Can you quote the records below in full, word for word?

═══ Supplied data ═══

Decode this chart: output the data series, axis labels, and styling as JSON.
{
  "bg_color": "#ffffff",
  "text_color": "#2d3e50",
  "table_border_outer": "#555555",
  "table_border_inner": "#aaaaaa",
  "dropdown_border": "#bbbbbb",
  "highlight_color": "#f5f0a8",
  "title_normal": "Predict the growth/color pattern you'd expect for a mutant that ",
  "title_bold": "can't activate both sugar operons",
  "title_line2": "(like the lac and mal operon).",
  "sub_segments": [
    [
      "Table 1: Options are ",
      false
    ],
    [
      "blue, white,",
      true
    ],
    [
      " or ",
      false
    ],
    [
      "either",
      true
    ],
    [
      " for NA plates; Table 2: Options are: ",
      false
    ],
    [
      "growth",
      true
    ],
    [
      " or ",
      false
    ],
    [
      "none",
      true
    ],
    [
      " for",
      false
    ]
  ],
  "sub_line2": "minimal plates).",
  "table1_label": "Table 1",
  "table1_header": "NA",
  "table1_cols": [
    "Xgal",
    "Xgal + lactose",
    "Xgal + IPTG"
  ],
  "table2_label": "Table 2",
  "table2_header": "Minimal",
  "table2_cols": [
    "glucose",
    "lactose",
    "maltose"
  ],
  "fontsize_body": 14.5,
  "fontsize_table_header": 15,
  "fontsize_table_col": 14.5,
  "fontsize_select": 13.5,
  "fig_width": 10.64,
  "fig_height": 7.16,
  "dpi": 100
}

═══

Worked answer.
Decode this chart: output the data series, axis labels, and styling as JSON.
{
  "bg_color": "#ffffff",
  "text_color": "#2d3e50",
  "table_border_outer": "#555555",
  "table_border_inner": "#aaaaaa",
  "dropdown_border": "#bbbbbb",
  "highlight_color": "#f5f0a8",
  "title_normal": "Predict the growth/color pattern you'd expect for a mutant that ",
  "title_bold": "can't activate both sugar operons",
  "title_line2": "(like the lac and mal operon).",
  "sub_segments": [
    [
      "Table 1: Options are ",
      false
    ],
    [
      "blue, white,",
      true
    ],
    [
      " or ",
      false
    ],
    [
      "either",
      true
    ],
    [
      " for NA plates; Table 2: Options are: ",
      false
    ],
    [
      "growth",
      true
    ],
    [
      " or ",
      false
    ],
    [
      "none",
      true
    ],
    [
      " for",
      false
    ]
  ],
  "sub_line2": "minimal plates).",
  "table1_label": "Table 1",
  "table1_header": "NA",
  "table1_cols": [
    "Xgal",
    "Xgal + lactose",
    "Xgal + IPTG"
  ],
  "table2_label": "Table 2",
  "table2_header": "Minimal",
  "table2_cols": [
    "glucose",
    "lactose",
    "maltose"
  ],
  "fontsize_body": 14.5,
  "fontsize_table_header": 15,
  "fontsize_table_col": 14.5,
  "fontsize_select": 13.5,
  "fig_width": 10.64,
  "fig_height": 7.16,
  "dpi": 100
}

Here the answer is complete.